* **Task details**: Quote every line as given.

Records
• • • •

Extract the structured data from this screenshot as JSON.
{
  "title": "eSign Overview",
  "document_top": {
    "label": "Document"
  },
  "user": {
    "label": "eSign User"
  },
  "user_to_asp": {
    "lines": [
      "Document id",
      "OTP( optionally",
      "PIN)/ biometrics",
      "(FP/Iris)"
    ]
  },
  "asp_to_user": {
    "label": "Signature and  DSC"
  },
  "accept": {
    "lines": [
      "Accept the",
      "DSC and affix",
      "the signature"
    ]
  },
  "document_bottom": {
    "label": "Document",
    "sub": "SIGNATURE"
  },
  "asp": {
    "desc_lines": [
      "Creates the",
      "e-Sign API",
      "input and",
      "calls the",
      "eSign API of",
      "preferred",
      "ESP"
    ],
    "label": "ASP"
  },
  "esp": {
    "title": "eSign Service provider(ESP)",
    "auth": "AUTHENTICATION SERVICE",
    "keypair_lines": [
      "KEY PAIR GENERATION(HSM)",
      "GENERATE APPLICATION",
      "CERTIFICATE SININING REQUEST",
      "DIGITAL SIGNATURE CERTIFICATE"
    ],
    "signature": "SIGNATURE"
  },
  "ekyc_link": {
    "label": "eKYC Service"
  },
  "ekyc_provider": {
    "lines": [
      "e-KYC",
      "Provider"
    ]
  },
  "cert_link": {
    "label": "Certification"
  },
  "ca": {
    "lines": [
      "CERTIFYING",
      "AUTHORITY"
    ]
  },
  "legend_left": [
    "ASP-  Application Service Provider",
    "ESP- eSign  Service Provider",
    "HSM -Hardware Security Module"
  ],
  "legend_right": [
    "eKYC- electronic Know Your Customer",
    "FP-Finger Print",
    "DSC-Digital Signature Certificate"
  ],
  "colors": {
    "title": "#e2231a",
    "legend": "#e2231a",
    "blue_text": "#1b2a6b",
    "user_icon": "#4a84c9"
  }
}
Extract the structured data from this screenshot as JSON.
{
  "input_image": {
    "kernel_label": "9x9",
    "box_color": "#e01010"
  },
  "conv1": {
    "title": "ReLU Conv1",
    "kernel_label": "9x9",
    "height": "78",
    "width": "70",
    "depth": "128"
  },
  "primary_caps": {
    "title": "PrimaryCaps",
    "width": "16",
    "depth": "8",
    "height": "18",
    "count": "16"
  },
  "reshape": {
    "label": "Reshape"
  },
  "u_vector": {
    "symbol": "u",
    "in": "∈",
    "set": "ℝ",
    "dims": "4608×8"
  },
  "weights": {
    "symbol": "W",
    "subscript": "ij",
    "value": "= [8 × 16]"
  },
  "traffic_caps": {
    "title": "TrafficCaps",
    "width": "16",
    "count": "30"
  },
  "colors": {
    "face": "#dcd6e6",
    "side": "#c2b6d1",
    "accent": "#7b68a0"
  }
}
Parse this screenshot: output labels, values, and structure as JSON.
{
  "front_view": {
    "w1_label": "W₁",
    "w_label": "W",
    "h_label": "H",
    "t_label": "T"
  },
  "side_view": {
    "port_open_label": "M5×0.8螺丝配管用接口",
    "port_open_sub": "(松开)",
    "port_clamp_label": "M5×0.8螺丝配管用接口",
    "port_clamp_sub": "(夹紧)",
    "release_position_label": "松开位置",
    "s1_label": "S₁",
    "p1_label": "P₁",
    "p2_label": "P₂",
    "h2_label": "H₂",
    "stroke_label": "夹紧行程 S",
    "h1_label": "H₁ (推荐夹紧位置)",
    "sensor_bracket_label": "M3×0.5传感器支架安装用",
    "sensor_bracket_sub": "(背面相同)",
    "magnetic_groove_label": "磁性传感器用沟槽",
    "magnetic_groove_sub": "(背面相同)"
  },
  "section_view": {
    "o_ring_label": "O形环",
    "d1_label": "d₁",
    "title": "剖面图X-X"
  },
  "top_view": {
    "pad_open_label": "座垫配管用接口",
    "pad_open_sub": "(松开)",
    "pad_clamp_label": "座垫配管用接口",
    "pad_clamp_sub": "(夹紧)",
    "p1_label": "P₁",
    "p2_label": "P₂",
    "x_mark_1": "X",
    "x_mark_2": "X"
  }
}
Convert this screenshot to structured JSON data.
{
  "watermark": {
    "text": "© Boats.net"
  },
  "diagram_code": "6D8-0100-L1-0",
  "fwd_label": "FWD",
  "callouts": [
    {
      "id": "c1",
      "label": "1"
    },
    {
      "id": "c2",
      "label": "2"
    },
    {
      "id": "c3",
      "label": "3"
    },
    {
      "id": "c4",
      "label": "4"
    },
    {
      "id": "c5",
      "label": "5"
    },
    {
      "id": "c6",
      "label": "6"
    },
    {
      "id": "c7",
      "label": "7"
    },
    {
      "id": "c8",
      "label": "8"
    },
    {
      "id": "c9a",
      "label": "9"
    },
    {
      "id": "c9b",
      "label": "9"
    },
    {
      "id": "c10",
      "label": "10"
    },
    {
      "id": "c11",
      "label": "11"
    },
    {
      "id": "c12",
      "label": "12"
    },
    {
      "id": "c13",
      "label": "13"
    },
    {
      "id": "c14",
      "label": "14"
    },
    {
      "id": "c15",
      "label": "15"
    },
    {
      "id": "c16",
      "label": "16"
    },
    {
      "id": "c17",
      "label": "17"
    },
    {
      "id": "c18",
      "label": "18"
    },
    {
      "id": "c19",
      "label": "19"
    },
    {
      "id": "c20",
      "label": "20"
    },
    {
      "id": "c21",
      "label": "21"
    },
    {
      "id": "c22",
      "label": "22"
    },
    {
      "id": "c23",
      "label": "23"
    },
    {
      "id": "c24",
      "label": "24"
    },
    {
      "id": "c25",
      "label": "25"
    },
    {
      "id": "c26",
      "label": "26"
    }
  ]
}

• • • •

* **Written answer**:
Extract the structured data from this screenshot as JSON.
{
  "title": "eSign Overview",
  "document_top": {
    "label": "Document"
  },
  "user": {
    "label": "eSign User"
  },
  "user_to_asp": {
    "lines": [
      "Document id",
      "OTP( optionally",
      "PIN)/ biometrics",
      "(FP/Iris)"
    ]
  },
  "asp_to_user": {
    "label": "Signature and  DSC"
  },
  "accept": {
    "lines": [
      "Accept the",
      "DSC and affix",
      "the signature"
    ]
  },
  "document_bottom": {
    "label": "Document",
    "sub": "SIGNATURE"
  },
  "asp": {
    "desc_lines": [
      "Creates the",
      "e-Sign API",
      "input and",
      "calls the",
      "eSign API of",
      "preferred",
      "ESP"
    ],
    "label": "ASP"
  },
  "esp": {
    "title": "eSign Service provider(ESP)",
    "auth": "AUTHENTICATION SERVICE",
    "keypair_lines": [
      "KEY PAIR GENERATION(HSM)",
      "GENERATE APPLICATION",
      "CERTIFICATE SININING REQUEST",
      "DIGITAL SIGNATURE CERTIFICATE"
    ],
    "signature": "SIGNATURE"
  },
  "ekyc_link": {
    "label": "eKYC Service"
  },
  "ekyc_provider": {
    "lines": [
      "e-KYC",
      "Provider"
    ]
  },
  "cert_link": {
    "label": "Certification"
  },
  "ca": {
    "lines": [
      "CERTIFYING",
      "AUTHORITY"
    ]
  },
  "legend_left": [
    "ASP-  Application Service Provider",
    "ESP- eSign  Service Provider",
    "HSM -Hardware Security Module"
  ],
  "legend_right": [
    "eKYC- electronic Know Your Customer",
    "FP-Finger Print",
    "DSC-Digital Signature Certificate"
  ],
  "colors": {
    "title": "#e2231a",
    "legend": "#e2231a",
    "blue_text": "#1b2a6b",
    "user_icon": "#4a84c9"
  }
}
Extract the structured data from this screenshot as JSON.
{
  "input_image": {
    "kernel_label": "9x9",
    "box_color": "#e01010"
  },
  "conv1": {
    "title": "ReLU Conv1",
    "kernel_label": "9x9",
    "height": "78",
    "width": "70",
    "depth": "128"
  },
  "primary_caps": {
    "title": "PrimaryCaps",
    "width": "16",
    "depth": "8",
    "height": "18",
    "count": "16"
  },
  "reshape": {
    "label": "Reshape"
  },
  "u_vector": {
    "symbol": "u",
    "in": "∈",
    "set": "ℝ",
    "dims": "4608×8"
  },
  "weights": {
    "symbol": "W",
    "subscript": "ij",
    "value": "= [8 × 16]"
  },
  "traffic_caps": {
    "title": "TrafficCaps",
    "width": "16",
    "count": "30"
  },
  "colors": {
    "face": "#dcd6e6",
    "side": "#c2b6d1",
    "accent": "#7b68a0"
  }
}
Parse this screenshot: output labels, values, and structure as JSON.
{
  "front_view": {
    "w1_label": "W₁",
    "w_label": "W",
    "h_label": "H",
    "t_label": "T"
  },
  "side_view": {
    "port_open_label": "M5×0.8螺丝配管用接口",
    "port_open_sub": "(松开)",
    "port_clamp_label": "M5×0.8螺丝配管用接口",
    "port_clamp_sub": "(夹紧)",
    "release_position_label": "松开位置",
    "s1_label": "S₁",
    "p1_label": "P₁",
    "p2_label": "P₂",
    "h2_label": "H₂",
    "stroke_label": "夹紧行程 S",
    "h1_label": "H₁ (推荐夹紧位置)",
    "sensor_bracket_label": "M3×0.5传感器支架安装用",
    "sensor_bracket_sub": "(背面相同)",
    "magnetic_groove_label": "磁性传感器用沟槽",
    "magnetic_groove_sub": "(背面相同)"
  },
  "section_view": {
    "o_ring_label": "O形环",
    "d1_label": "d₁",
    "title": "剖面图X-X"
  },
  "top_view": {
    "pad_open_label": "座垫配管用接口",
    "pad_open_sub": "(松开)",
    "pad_clamp_label": "座垫配管用接口",
    "pad_clamp_sub": "(夹紧)",
    "p1_label": "P₁",
    "p2_label": "P₂",
    "x_mark_1": "X",
    "x_mark_2": "X"
  }
}
Convert this screenshot to structured JSON data.
{
  "watermark": {
    "text": "© Boats.net"
  },
  "diagram_code": "6D8-0100-L1-0",
  "fwd_label": "FWD",
  "callouts": [
    {
      "id": "c1",
      "label": "1"
    },
    {
      "id": "c2",
      "label": "2"
    },
    {
      "id": "c3",
      "label": "3"
    },
    {
      "id": "c4",
      "label": "4"
    },
    {
      "id": "c5",
      "label": "5"
    },
    {
      "id": "c6",
      "label": "6"
    },
    {
      "id": "c7",
      "label": "7"
    },
    {
      "id": "c8",
      "label": "8"
    },
    {
      "id": "c9a",
      "label": "9"
    },
    {
      "id": "c9b",
      "label": "9"
    },
    {
      "id": "c10",
      "label": "10"
    },
    {
      "id": "c11",
      "label": "11"
    },
    {
      "id": "c12",
      "label": "12"
    },
    {
      "id": "c13",
      "label": "13"
    },
    {
      "id": "c14",
      "label": "14"
    },
    {
      "id": "c15",
      "label": "15"
    },
    {
      "id": "c16",
      "label": "16"
    },
    {
      "id": "c17",
      "label": "17"
    },
    {
      "id": "c18",
      "label": "18"
    },
    {
      "id": "c19",
      "label": "19"
    },
    {
      "id": "c20",
      "label": "20"
    },
    {
      "id": "c21",
      "label": "21"
    },
    {
      "id": "c22",
      "label": "22"
    },
    {
      "id": "c23",
      "label": "23"
    },
    {
      "id": "c24",
      "label": "24"
    },
    {
      "id": "c25",
      "label": "25"
    },
    {
      "id": "c26",
      "label": "26"
    }
  ]
}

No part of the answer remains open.